- **Saved entries**
•••••

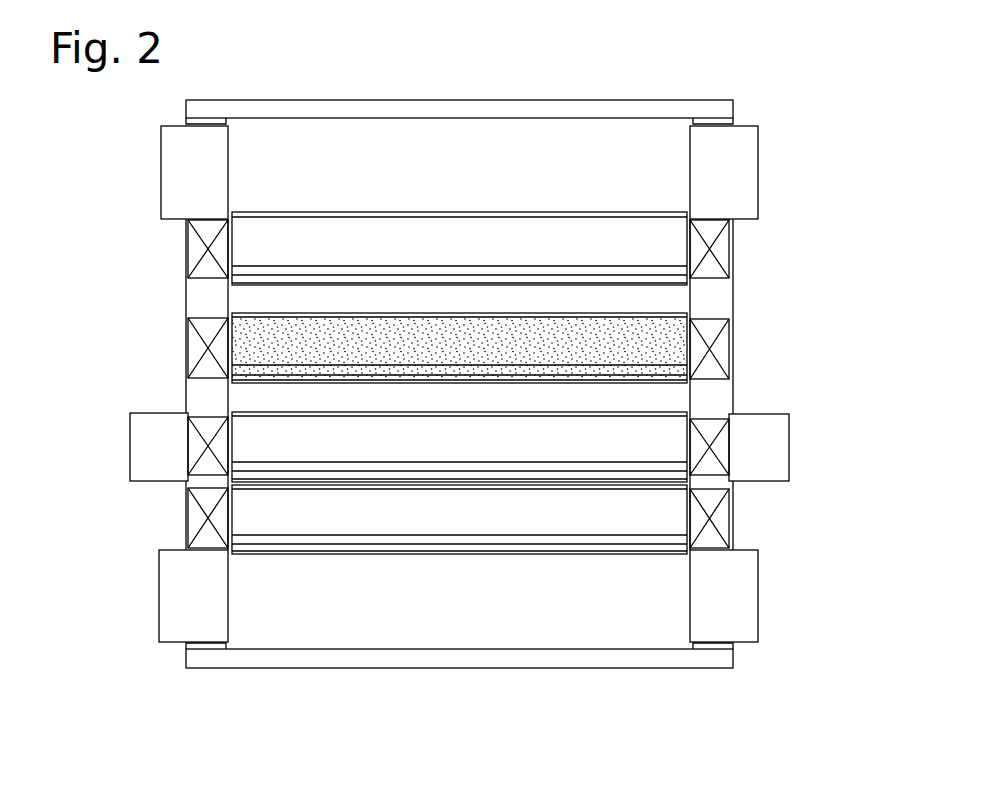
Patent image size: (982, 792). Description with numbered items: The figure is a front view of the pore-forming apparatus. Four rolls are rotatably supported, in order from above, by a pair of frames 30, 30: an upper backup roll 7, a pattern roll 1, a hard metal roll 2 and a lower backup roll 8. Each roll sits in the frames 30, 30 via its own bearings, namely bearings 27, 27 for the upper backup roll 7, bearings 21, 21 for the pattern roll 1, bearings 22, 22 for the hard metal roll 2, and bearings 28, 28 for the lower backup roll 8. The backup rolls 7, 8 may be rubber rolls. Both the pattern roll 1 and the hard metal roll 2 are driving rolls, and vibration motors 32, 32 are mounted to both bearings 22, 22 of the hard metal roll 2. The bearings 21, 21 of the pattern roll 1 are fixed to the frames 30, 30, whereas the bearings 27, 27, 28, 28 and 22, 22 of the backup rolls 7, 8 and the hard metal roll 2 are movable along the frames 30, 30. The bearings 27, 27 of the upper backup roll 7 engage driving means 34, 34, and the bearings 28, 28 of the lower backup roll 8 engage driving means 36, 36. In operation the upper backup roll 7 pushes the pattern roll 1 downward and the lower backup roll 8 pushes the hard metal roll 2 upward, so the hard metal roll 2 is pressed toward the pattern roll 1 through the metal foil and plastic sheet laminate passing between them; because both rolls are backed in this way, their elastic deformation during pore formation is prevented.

The pattern roll 1 is at (668, 322).
The hard metal roll 2 is at (665, 428).
The backup roll 7 is at (668, 250).
The backup roll 8 is at (667, 521).
The bearing 21 is at (195, 350).
The bearing 22 is at (194, 436).
The bearing 27 is at (195, 248).
The bearing 28 is at (195, 517).
The frame 30 is at (192, 300).
The vibration motor 32 is at (138, 446).
The driving means 34 is at (170, 169).
The driving means 36 is at (170, 586).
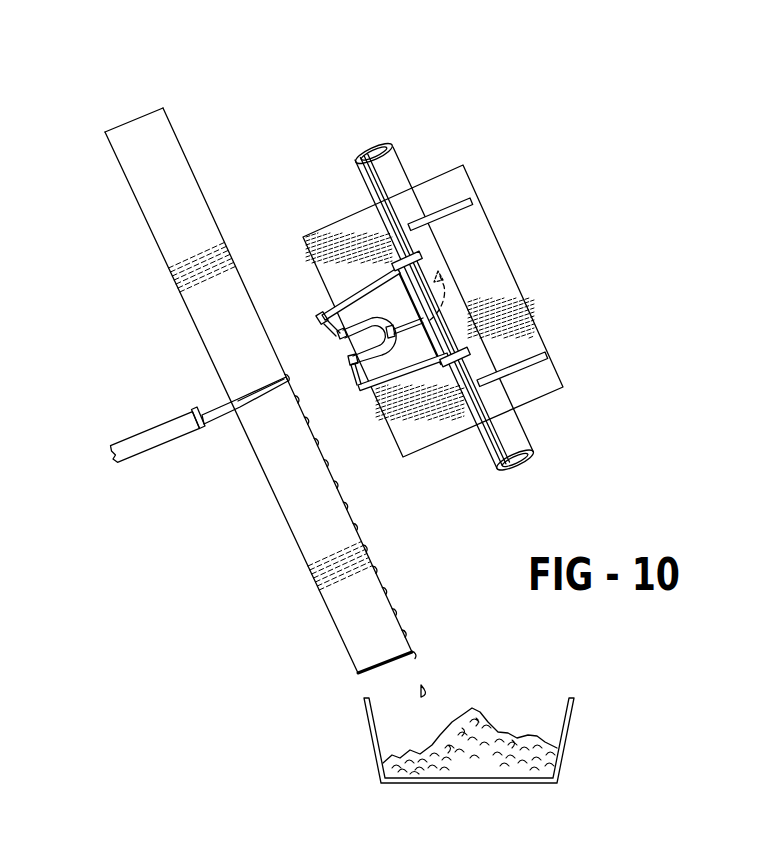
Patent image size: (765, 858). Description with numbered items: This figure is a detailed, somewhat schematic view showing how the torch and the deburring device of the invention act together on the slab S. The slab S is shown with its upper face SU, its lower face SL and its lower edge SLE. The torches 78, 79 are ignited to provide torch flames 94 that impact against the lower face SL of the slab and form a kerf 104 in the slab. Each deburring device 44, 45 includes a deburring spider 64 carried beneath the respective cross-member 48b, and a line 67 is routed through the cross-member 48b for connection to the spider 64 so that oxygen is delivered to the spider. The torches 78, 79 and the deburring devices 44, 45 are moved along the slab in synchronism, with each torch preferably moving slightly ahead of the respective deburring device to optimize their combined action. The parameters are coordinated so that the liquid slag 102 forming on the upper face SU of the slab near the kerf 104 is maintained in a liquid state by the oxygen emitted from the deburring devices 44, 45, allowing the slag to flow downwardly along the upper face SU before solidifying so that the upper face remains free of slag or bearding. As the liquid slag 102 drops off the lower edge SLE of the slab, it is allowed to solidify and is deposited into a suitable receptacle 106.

The slab S is at (226, 390).
The upper face of the slab SU is at (203, 194).
The lower face of the slab SL is at (152, 233).
The lower edge of the slab SLE is at (346, 679).
The deburring device 44 is at (409, 303).
The deburring device 45 is at (519, 214).
The cross-member 48b is at (422, 303).
The deburring spider 64 is at (350, 377).
The line 67 is at (452, 274).
The torch 78 is at (158, 477).
The torch 79 is at (157, 443).
The torch flame 94 is at (216, 383).
The liquid slag 102 is at (290, 376).
The kerf 104 is at (273, 386).
The receptacle 106 is at (366, 722).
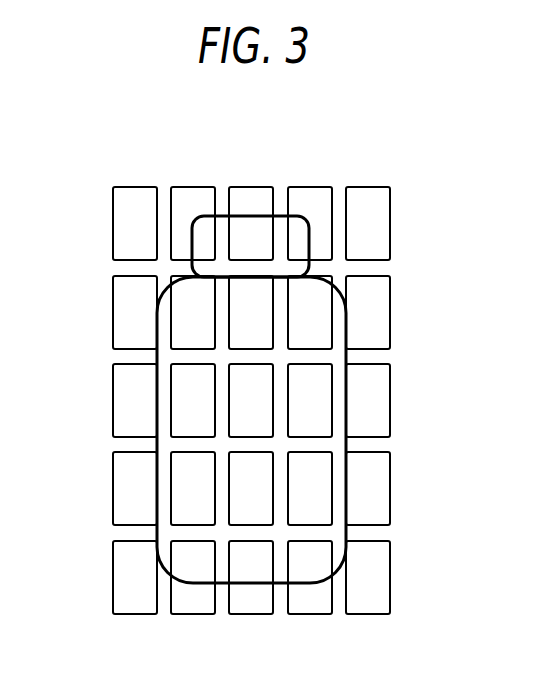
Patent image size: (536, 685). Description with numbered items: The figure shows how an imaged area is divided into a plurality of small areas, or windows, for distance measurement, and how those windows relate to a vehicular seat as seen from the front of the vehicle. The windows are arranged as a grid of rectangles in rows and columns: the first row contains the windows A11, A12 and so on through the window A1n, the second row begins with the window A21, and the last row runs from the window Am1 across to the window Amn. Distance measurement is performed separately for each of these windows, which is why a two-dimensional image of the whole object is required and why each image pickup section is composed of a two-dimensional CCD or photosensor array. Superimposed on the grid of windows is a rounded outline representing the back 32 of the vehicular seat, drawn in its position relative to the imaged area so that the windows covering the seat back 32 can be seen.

The small area (window) A11 is at (131, 187).
The small area (window) A12 is at (190, 187).
The small area (window) A1n is at (365, 187).
The small area (window) A21 is at (113, 313).
The small area (window) Am1 is at (113, 579).
The small area (window) Amn is at (392, 576).
The back of vehicular seat 32 is at (301, 585).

•••••

Convert the records above into a two-column CSV with the headers description and locations. Give one row per record and put each value in a single quoted field with its line breaks replaced by spaces. Leave out the pictures.

description,locations
"Patent image size: (982, 792). Description with numbered items: The figure is a front view of the pore-forming apparatus. Four rolls are rotatably supported, in order from above, by a pair of frames 30, 30: an upper backup roll 7, a pattern roll 1, a hard metal roll 2 and a lower backup roll 8. Each roll sits in the frames 30, 30 via its own bearings, namely bearings 27, 27 for the upper backup roll 7, bearings 21, 21 for the pattern roll 1, bearings 22, 22 for the hard metal roll 2, and bearings 28, 28 for the lower backup roll 8. The backup rolls 7, 8 may be rubber rolls. Both the pattern roll 1 and the hard metal roll 2 are driving rolls, and vibration motors 32, 32 are mounted to both bearings 22, 22 of the hard metal roll 2. The bearings 21, 21 of the pattern roll 1 are fixed to the frames 30, 30, whereas the bearings 27, 27, 28, 28 and 22, 22 of the backup rolls 7, 8 and the hard metal roll 2 are movable along the frames 30, 30. The bearings 27, 27 of the upper backup roll 7 engage driving means 34, 34, and the bearings 28, 28 of the lower backup roll 8 engage driving means 36, 36. In operation the upper backup roll 7 pushes the pattern roll 1 downward and the lower backup roll 8 pushes the hard metal roll 2 upward, so the hard metal roll 2 is pressed toward the pattern roll 1 through the metal foil and plastic sheet laminate passing between them; because both rolls are backed in this way, their elastic deformation during pore formation is prevented.","The pattern roll 1 is at (668, 322). The hard metal roll 2 is at (665, 428). The backup roll 7 is at (668, 250). The backup roll 8 is at (667, 521). The bearing 21 is at (195, 350). The bearing 22 is at (194, 436). The bearing 27 is at (195, 248). The bearing 28 is at (195, 517). The frame 30 is at (192, 300). The vibration motor 32 is at (138, 446). The driving means 34 is at (170, 169). The driving means 36 is at (170, 586)."
"Patent image size: (765, 858). Description with numbered items: This figure is a detailed, somewhat schematic view showing how the torch and the deburring device of the invention act together on the slab S. The slab S is shown with its upper face SU, its lower face SL and its lower edge SLE. The torches 78, 79 are ignited to provide torch flames 94 that impact against the lower face SL of the slab and form a kerf 104 in the slab. Each deburring device 44, 45 includes a deburring spider 64 carried beneath the respective cross-member 48b, and a line 67 is routed through the cross-member 48b for connection to the spider 64 so that oxygen is delivered to the spider. The torches 78, 79 and the deburring devices 44, 45 are moved along the slab in synchronism, with each torch preferably moving slightly ahead of the respective deburring device to optimize their combined action. The parameters are coordinated so that the liquid slag 102 forming on the upper face SU of the slab near the kerf 104 is maintained in a liquid state by the oxygen emitted from the deburring devices 44, 45, allowing the slag to flow downwardly along the upper face SU before solidifying so that the upper face remains free of slag or bearding. As the liquid slag 102 drops off the lower edge SLE of the slab, it is allowed to solidify and is deposited into a suitable receptacle 106.","The slab S is at (226, 390). The upper face of the slab SU is at (203, 194). The lower face of the slab SL is at (152, 233). The lower edge of the slab SLE is at (346, 679). The deburring device 44 is at (409, 303). The deburring device 45 is at (519, 214). The cross-member 48b is at (422, 303). The deburring spider 64 is at (350, 377). The line 67 is at (452, 274). The torch 78 is at (158, 477). The torch 79 is at (157, 443). The torch flame 94 is at (216, 383). The liquid slag 102 is at (290, 376). The kerf 104 is at (273, 386). The receptacle 106 is at (366, 722)."
"Patent image size: (536, 685). Description with numbered items: The figure shows how an imaged area is divided into a plurality of small areas, or windows, for distance measurement, and how those windows relate to a vehicular seat as seen from the front of the vehicle. The windows are arranged as a grid of rectangles in rows and columns: the first row contains the windows A11, A12 and so on through the window A1n, the second row begins with the window A21, and the last row runs from the window Am1 across to the window Amn. Distance measurement is performed separately for each of these windows, which is why a two-dimensional image of the whole object is required and why each image pickup section is composed of a two-dimensional CCD or photosensor array. Superimposed on the grid of windows is a rounded outline representing the back 32 of the vehicular seat, drawn in its position relative to the imaged area so that the windows covering the seat back 32 can be seen.","The small area (window) A11 is at (131, 187). The small area (window) A12 is at (190, 187). The small area (window) A1n is at (365, 187). The small area (window) A21 is at (113, 313). The small area (window) Am1 is at (113, 579). The small area (window) Amn is at (392, 576). The back of vehicular seat 32 is at (301, 585)."